# AIM:
Copy each line that has the string "values" somewhere in it.

# SUPPLIED MATERIAL:
====
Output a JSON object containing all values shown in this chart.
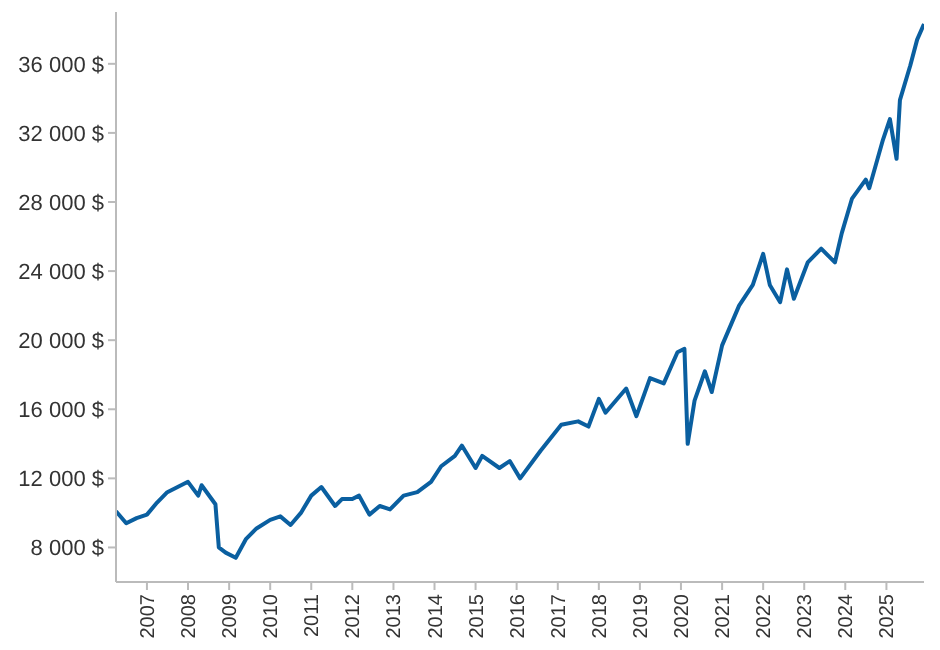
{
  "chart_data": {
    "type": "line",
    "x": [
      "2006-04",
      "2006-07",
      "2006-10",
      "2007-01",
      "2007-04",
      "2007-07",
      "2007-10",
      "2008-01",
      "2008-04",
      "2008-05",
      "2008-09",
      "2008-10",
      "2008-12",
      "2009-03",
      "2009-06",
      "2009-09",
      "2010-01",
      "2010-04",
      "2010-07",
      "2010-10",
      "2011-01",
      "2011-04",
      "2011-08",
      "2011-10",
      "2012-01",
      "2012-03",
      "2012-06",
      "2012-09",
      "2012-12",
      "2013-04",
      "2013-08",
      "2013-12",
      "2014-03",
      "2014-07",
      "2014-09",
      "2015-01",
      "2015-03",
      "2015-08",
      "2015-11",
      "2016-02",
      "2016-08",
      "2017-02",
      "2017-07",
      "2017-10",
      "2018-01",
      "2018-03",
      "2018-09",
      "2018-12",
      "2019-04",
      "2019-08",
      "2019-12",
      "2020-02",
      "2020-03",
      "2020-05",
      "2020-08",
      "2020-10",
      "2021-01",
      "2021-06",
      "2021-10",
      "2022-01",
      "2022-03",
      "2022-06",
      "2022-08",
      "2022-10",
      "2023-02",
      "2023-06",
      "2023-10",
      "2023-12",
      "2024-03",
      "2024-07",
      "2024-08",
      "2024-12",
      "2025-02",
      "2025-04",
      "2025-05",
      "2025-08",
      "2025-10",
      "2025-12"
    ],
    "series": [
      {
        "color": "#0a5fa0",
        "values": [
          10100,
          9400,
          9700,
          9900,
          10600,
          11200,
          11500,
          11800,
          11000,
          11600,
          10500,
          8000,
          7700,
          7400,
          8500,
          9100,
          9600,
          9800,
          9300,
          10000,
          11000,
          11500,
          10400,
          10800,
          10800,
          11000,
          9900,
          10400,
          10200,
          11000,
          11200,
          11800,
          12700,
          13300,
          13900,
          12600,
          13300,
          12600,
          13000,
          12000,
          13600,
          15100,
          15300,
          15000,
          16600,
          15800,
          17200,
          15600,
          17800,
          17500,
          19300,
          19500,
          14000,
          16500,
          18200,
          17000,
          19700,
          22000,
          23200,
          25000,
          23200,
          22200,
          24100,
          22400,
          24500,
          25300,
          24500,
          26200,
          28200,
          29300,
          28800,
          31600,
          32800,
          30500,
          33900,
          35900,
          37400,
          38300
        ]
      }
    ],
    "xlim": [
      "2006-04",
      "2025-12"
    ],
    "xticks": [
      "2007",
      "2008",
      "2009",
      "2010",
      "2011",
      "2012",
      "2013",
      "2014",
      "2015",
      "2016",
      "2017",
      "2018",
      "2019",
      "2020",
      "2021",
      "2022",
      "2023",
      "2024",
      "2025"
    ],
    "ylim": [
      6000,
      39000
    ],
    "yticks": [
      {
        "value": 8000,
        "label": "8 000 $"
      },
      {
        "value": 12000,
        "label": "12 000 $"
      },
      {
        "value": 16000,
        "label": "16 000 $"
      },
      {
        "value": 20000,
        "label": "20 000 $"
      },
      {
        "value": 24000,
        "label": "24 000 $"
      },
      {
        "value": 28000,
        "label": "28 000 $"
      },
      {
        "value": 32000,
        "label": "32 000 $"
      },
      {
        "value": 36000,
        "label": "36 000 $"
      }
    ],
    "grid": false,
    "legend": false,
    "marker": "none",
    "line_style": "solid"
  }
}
====
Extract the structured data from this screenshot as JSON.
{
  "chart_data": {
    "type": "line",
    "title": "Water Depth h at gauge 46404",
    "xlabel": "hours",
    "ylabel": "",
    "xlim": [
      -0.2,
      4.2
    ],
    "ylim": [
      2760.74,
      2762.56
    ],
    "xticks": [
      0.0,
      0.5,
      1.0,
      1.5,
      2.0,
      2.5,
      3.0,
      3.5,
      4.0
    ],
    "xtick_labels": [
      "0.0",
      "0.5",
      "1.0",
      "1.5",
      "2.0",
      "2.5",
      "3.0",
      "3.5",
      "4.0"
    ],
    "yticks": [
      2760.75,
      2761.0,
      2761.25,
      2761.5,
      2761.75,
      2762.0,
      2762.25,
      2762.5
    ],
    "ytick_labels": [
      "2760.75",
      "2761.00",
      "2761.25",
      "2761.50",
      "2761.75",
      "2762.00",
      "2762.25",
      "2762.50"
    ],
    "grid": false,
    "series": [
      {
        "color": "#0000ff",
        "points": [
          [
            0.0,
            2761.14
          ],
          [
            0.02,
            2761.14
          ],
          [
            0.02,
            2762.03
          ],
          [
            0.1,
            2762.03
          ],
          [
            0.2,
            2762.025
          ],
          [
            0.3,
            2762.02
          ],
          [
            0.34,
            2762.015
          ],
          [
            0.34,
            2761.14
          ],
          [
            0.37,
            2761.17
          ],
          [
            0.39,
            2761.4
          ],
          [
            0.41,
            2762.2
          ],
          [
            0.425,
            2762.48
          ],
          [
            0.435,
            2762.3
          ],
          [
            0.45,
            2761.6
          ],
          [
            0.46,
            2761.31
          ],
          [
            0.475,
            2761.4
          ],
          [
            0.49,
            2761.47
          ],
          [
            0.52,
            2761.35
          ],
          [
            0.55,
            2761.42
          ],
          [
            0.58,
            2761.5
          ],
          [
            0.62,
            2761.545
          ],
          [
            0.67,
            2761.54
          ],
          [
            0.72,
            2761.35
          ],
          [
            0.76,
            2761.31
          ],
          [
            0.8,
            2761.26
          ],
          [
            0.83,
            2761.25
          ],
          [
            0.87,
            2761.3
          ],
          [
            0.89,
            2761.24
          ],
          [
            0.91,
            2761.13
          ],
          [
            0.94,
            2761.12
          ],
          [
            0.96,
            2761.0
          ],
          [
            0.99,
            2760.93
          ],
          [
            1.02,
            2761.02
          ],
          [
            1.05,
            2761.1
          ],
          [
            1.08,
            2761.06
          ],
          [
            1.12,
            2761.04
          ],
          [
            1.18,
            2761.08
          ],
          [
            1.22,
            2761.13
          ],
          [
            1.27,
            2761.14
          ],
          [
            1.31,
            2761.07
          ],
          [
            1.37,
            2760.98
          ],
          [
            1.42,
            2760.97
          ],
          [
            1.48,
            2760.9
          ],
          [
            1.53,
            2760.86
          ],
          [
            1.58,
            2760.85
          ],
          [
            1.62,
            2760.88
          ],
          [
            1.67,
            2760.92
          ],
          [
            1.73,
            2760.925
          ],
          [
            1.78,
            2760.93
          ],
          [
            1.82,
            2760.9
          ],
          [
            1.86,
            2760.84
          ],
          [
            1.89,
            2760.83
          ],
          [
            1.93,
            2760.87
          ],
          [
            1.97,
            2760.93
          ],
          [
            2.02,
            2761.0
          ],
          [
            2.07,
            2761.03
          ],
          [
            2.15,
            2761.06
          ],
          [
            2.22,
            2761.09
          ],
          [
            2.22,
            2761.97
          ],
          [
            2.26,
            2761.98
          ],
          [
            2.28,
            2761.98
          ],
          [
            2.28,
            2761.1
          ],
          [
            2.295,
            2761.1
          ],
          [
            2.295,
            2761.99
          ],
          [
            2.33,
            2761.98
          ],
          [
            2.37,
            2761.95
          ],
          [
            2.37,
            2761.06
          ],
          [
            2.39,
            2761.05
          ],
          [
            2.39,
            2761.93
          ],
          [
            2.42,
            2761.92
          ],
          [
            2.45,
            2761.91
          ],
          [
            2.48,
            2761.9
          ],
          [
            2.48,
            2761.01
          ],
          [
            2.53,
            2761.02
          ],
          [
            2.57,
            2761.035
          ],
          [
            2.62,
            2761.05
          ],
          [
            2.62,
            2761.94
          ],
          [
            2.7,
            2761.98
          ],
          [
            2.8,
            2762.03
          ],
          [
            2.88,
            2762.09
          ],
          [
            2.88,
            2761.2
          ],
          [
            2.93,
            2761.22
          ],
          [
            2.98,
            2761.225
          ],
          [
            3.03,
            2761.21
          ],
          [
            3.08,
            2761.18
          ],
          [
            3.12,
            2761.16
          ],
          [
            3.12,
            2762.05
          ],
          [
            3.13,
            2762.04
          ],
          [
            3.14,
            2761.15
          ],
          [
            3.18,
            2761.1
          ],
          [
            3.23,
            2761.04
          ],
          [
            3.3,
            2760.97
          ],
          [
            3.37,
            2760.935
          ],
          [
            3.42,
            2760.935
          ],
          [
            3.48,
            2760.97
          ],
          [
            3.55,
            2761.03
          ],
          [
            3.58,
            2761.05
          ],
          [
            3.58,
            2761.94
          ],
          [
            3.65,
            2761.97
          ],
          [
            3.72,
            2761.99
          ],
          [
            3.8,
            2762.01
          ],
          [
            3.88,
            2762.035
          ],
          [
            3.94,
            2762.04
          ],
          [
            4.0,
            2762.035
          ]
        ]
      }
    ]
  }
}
====
# WRITTEN ANSWER:
Output a JSON object containing all values shown in this chart.
        "values": [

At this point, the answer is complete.